Instructions to follow » All lines from the one containing "What does this" through the final line of the records below should be reproduced exactly, with the pictures left out.
═════ Information shown ═════
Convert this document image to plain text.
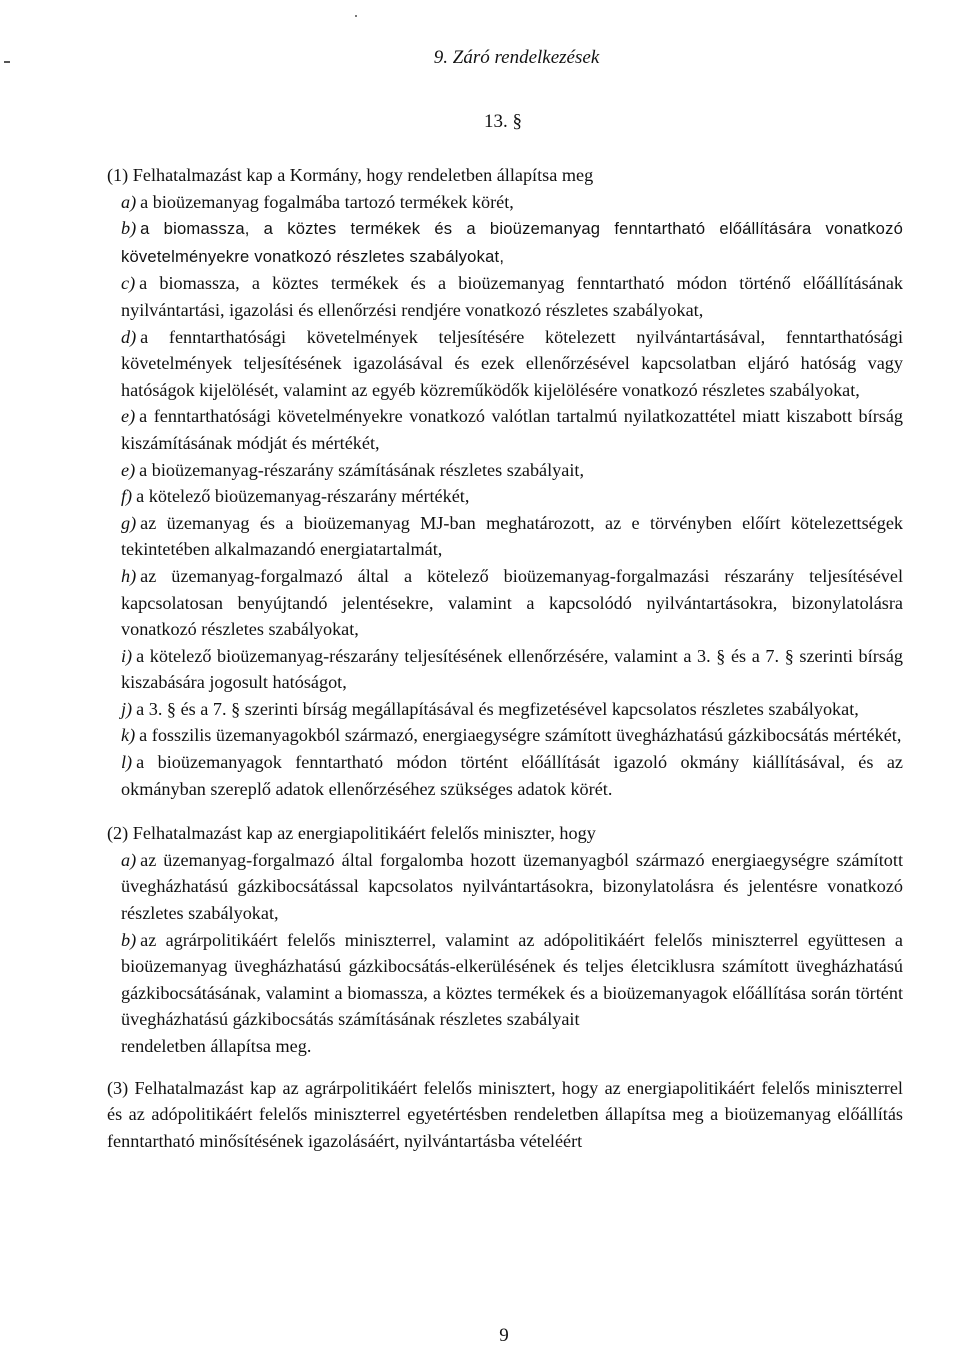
9. Záró rendelkezések
13. §

(1) Felhatalmazást kap a Kormány, hogy rendeletben állapítsa meg

a) a bioüzemanyag fogalmába tartozó termékek körét,

b) a biomassza, a köztes termékek és a bioüzemanyag fenntartható előállítására vonatkozó követelményekre vonatkozó részletes szabályokat,

c) a biomassza, a köztes termékek és a bioüzemanyag fenntartható módon történő előállításának nyilvántartási, igazolási és ellenőrzési rendjére vonatkozó részletes szabályokat,

d) a fenntarthatósági követelmények teljesítésére kötelezett nyilvántartásával, fenntarthatósági követelmények teljesítésének igazolásával és ezek ellenőrzésével kapcsolatban eljáró hatóság vagy hatóságok kijelölését, valamint az egyéb közreműködők kijelölésére vonatkozó részletes szabályokat,

e) a fenntarthatósági követelményekre vonatkozó valótlan tartalmú nyilatkozattétel miatt kiszabott bírság kiszámításának módját és mértékét,

e) a bioüzemanyag-részarány számításának részletes szabályait,

f) a kötelező bioüzemanyag-részarány mértékét,

g) az üzemanyag és a bioüzemanyag MJ-ban meghatározott, az e törvényben előírt kötelezettségek tekintetében alkalmazandó energiatartalmát,

h) az üzemanyag-forgalmazó által a kötelező bioüzemanyag-forgalmazási részarány teljesítésével kapcsolatosan benyújtandó jelentésekre, valamint a kapcsolódó nyilvántartásokra, bizonylatolásra vonatkozó részletes szabályokat,

i) a kötelező bioüzemanyag-részarány teljesítésének ellenőrzésére, valamint a 3. § és a 7. § szerinti bírság kiszabására jogosult hatóságot,

j) a 3. § és a 7. § szerinti bírság megállapításával és megfizetésével kapcsolatos részletes szabályokat,

k) a fosszilis üzemanyagokból származó, energiaegységre számított üvegházhatású gázkibocsátás mértékét,

l) a bioüzemanyagok fenntartható módon történt előállítását igazoló okmány kiállításával, és az okmányban szereplő adatok ellenőrzéséhez szükséges adatok körét.

(2) Felhatalmazást kap az energiapolitikáért felelős miniszter, hogy

a) az üzemanyag-forgalmazó által forgalomba hozott üzemanyagból származó energiaegységre számított üvegházhatású gázkibocsátással kapcsolatos nyilvántartásokra, bizonylatolásra és jelentésre vonatkozó részletes szabályokat,

b) az agrárpolitikáért felelős miniszterrel, valamint az adópolitikáért felelős miniszterrel együttesen a bioüzemanyag üvegházhatású gázkibocsátás-elkerülésének és teljes életciklusra számított üvegházhatású gázkibocsátásának, valamint a biomassza, a köztes termékek és a bioüzemanyagok előállítása során történt üvegházhatású gázkibocsátás számításának részletes szabályait

rendeletben állapítsa meg.

(3) Felhatalmazást kap az agrárpolitikáért felelős minisztert, hogy az energiapolitikáért felelős miniszterrel és az adópolitikáért felelős miniszterrel egyetértésben rendeletben állapítsa meg a bioüzemanyag előállítás fenntartható minősítésének igazolásáért, nyilvántartásba vételéért

9
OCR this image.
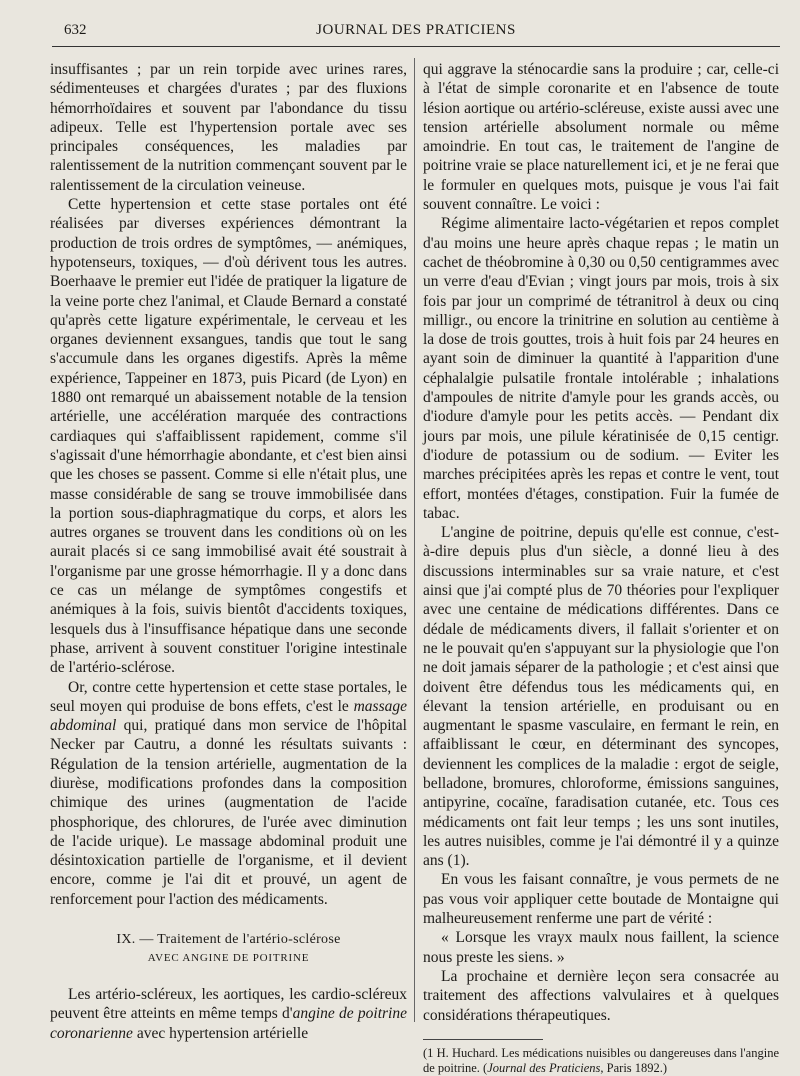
632	JOURNAL DES PRATICIENS

insuffisantes ; par un rein torpide avec urines rares, sédimenteuses et chargées d'urates ; par des fluxions hémorrhoïdaires et souvent par l'abondance du tissu adipeux. Telle est l'hypertension portale avec ses principales conséquences, les maladies par ralentissement de la nutrition commençant souvent par le ralentissement de la circulation veineuse.

Cette hypertension et cette stase portales ont été réalisées par diverses expériences démontrant la production de trois ordres de symptômes, — anémiques, hypotenseurs, toxiques, — d'où dérivent tous les autres. Boerhaave le premier eut l'idée de pratiquer la ligature de la veine porte chez l'animal, et Claude Bernard a constaté qu'après cette ligature expérimentale, le cerveau et les organes deviennent exsangues, tandis que tout le sang s'accumule dans les organes digestifs. Après la même expérience, Tappeiner en 1873, puis Picard (de Lyon) en 1880 ont remarqué un abaissement notable de la tension artérielle, une accélération marquée des contractions cardiaques qui s'affaiblissent rapidement, comme s'il s'agissait d'une hémorrhagie abondante, et c'est bien ainsi que les choses se passent. Comme si elle n'était plus, une masse considérable de sang se trouve immobilisée dans la portion sous-diaphragmatique du corps, et alors les autres organes se trouvent dans les conditions où on les aurait placés si ce sang immobilisé avait été soustrait à l'organisme par une grosse hémorrhagie. Il y a donc dans ce cas un mélange de symptômes congestifs et anémiques à la fois, suivis bientôt d'accidents toxiques, lesquels dus à l'insuffisance hépatique dans une seconde phase, arrivent à souvent constituer l'origine intestinale de l'artério-sclérose.

Or, contre cette hypertension et cette stase portales, le seul moyen qui produise de bons effets, c'est le massage abdominal qui, pratiqué dans mon service de l'hôpital Necker par Cautru, a donné les résultats suivants : Régulation de la tension artérielle, augmentation de la diurèse, modifications profondes dans la composition chimique des urines (augmentation de l'acide phosphorique, des chlorures, de l'urée avec diminution de l'acide urique). Le massage abdominal produit une désintoxication partielle de l'organisme, et il devient encore, comme je l'ai dit et prouvé, un agent de renforcement pour l'action des médicaments.

IX. — Traitement de l'artério-sclérose
AVEC ANGINE DE POITRINE

Les artério-scléreux, les aortiques, les cardio-scléreux peuvent être atteints en même temps d'angine de poitrine coronarienne avec hypertension artérielle

qui aggrave la sténocardie sans la produire ; car, celle-ci à l'état de simple coronarite et en l'absence de toute lésion aortique ou artério-scléreuse, existe aussi avec une tension artérielle absolument normale ou même amoindrie. En tout cas, le traitement de l'angine de poitrine vraie se place naturellement ici, et je ne ferai que le formuler en quelques mots, puisque je vous l'ai fait souvent connaître. Le voici :

Régime alimentaire lacto-végétarien et repos complet d'au moins une heure après chaque repas ; le matin un cachet de théobromine à 0,30 ou 0,50 centigrammes avec un verre d'eau d'Evian ; vingt jours par mois, trois à six fois par jour un comprimé de tétranitrol à deux ou cinq milligr., ou encore la trinitrine en solution au centième à la dose de trois gouttes, trois à huit fois par 24 heures en ayant soin de diminuer la quantité à l'apparition d'une céphalalgie pulsatile frontale intolérable ; inhalations d'ampoules de nitrite d'amyle pour les grands accès, ou d'iodure d'amyle pour les petits accès. — Pendant dix jours par mois, une pilule kératinisée de 0,15 centigr. d'iodure de potassium ou de sodium. — Eviter les marches précipitées après les repas et contre le vent, tout effort, montées d'étages, constipation. Fuir la fumée de tabac.

L'angine de poitrine, depuis qu'elle est connue, c'est-à-dire depuis plus d'un siècle, a donné lieu à des discussions interminables sur sa vraie nature, et c'est ainsi que j'ai compté plus de 70 théories pour l'expliquer avec une centaine de médications différentes. Dans ce dédale de médicaments divers, il fallait s'orienter et on ne le pouvait qu'en s'appuyant sur la physiologie que l'on ne doit jamais séparer de la pathologie ; et c'est ainsi que doivent être défendus tous les médicaments qui, en élevant la tension artérielle, en produisant ou en augmentant le spasme vasculaire, en fermant le rein, en affaiblissant le cœur, en déterminant des syncopes, deviennent les complices de la maladie : ergot de seigle, belladone, bromures, chloroforme, émissions sanguines, antipyrine, cocaïne, faradisation cutanée, etc. Tous ces médicaments ont fait leur temps ; les uns sont inutiles, les autres nuisibles, comme je l'ai démontré il y a quinze ans (1).

En vous les faisant connaître, je vous permets de ne pas vous voir appliquer cette boutade de Montaigne qui malheureusement renferme une part de vérité :

« Lorsque les vrayx maulx nous faillent, la science nous preste les siens. »

La prochaine et dernière leçon sera consacrée au traitement des affections valvulaires et à quelques considérations thérapeutiques.

(1 H. Huchard. Les médications nuisibles ou dangereuses dans l'angine de poitrine. (Journal des Praticiens, Paris 1892.)
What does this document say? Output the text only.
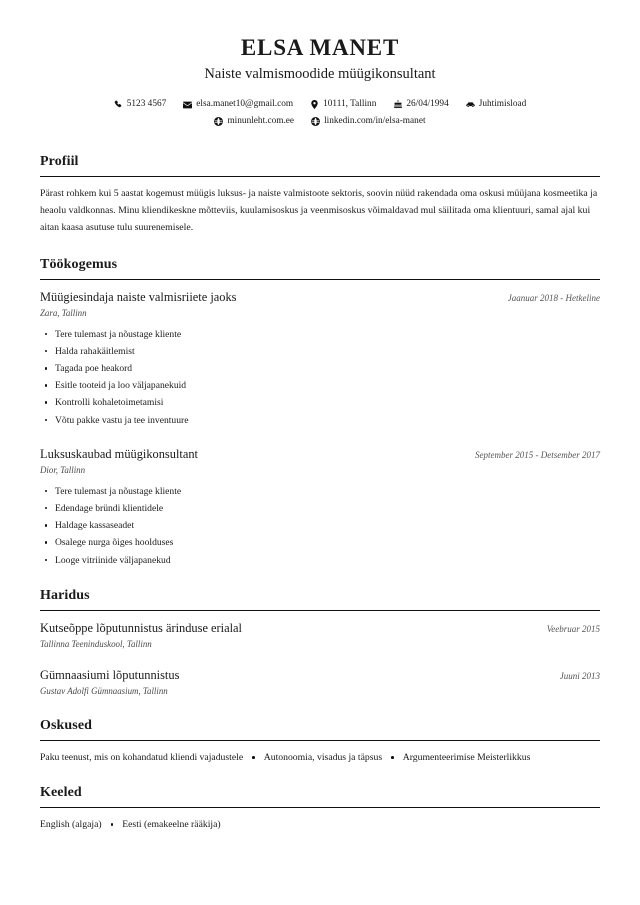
ELSA MANET
Naiste valmismoodide müügikonsultant
5123 4567	elsa.manet10@gmail.com	10111, Tallinn	26/04/1994	Juhtimisload
minunleht.com.ee	linkedin.com/in/elsa-manet
Profiil

Pärast rohkem kui 5 aastat kogemust müügis luksus- ja naiste valmistoote sektoris, soovin nüüd rakendada oma oskusi müüjana kosmeetika ja heaolu valdkonnas. Minu kliendikeskne mõtteviis, kuulamisoskus ja veenmisoskus võimaldavad mul säilitada oma klientuuri, samal ajal kui aitan kaasa asutuse tulu suurenemisele.

Töökogemus
Müügiesindaja naiste valmisriiete jaoks	Jaanuar 2018 - Hetkeline
Zara, Tallinn
Tere tulemast ja nõustage kliente
Halda rahakäitlemist
Tagada poe heakord
Esitle tooteid ja loo väljapanekuid
Kontrolli kohaletoimetamisi
Võtu pakke vastu ja tee inventuure
Luksuskaubad müügikonsultant	September 2015 - Detsember 2017
Dior, Tallinn
Tere tulemast ja nõustage kliente
Edendage bründi klientidele
Haldage kassaseadet
Osalege nurga õiges hoolduses
Looge vitriinide väljapanekud
Haridus
Kutseõppe lõputunnistus ärinduse erialal	Veebruar 2015
Tallinna Teeninduskool, Tallinn
Gümnaasiumi lõputunnistus	Juuni 2013
Gustav Adolfi Gümnaasium, Tallinn
Oskused
Paku teenust, mis on kohandatud kliendi vajadustele Autonoomia, visadus ja täpsus Argumenteerimise Meisterlikkus
Keeled
English (algaja) Eesti (emakeelne rääkija)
═════
Output for this exercise »
What does this document say? Output the text only.
ELSA MANET
Naiste valmismoodide müügikonsultant
5123 4567	elsa.manet10@gmail.com	10111, Tallinn	26/04/1994	Juhtimisload
minunleht.com.ee	linkedin.com/in/elsa-manet
Profiil

Pärast rohkem kui 5 aastat kogemust müügis luksus- ja naiste valmistoote sektoris, soovin nüüd rakendada oma oskusi müüjana kosmeetika ja heaolu valdkonnas. Minu kliendikeskne mõtteviis, kuulamisoskus ja veenmisoskus võimaldavad mul säilitada oma klientuuri, samal ajal kui aitan kaasa asutuse tulu suurenemisele.

Töökogemus
Müügiesindaja naiste valmisriiete jaoks	Jaanuar 2018 - Hetkeline
Zara, Tallinn
Tere tulemast ja nõustage kliente
Halda rahakäitlemist
Tagada poe heakord
Esitle tooteid ja loo väljapanekuid
Kontrolli kohaletoimetamisi
Võtu pakke vastu ja tee inventuure
Luksuskaubad müügikonsultant	September 2015 - Detsember 2017
Dior, Tallinn
Tere tulemast ja nõustage kliente
Edendage bründi klientidele
Haldage kassaseadet
Osalege nurga õiges hoolduses
Looge vitriinide väljapanekud
Haridus
Kutseõppe lõputunnistus ärinduse erialal	Veebruar 2015
Tallinna Teeninduskool, Tallinn
Gümnaasiumi lõputunnistus	Juuni 2013
Gustav Adolfi Gümnaasium, Tallinn
Oskused
Paku teenust, mis on kohandatud kliendi vajadustele Autonoomia, visadus ja täpsus Argumenteerimise Meisterlikkus
Keeled
English (algaja) Eesti (emakeelne rääkija)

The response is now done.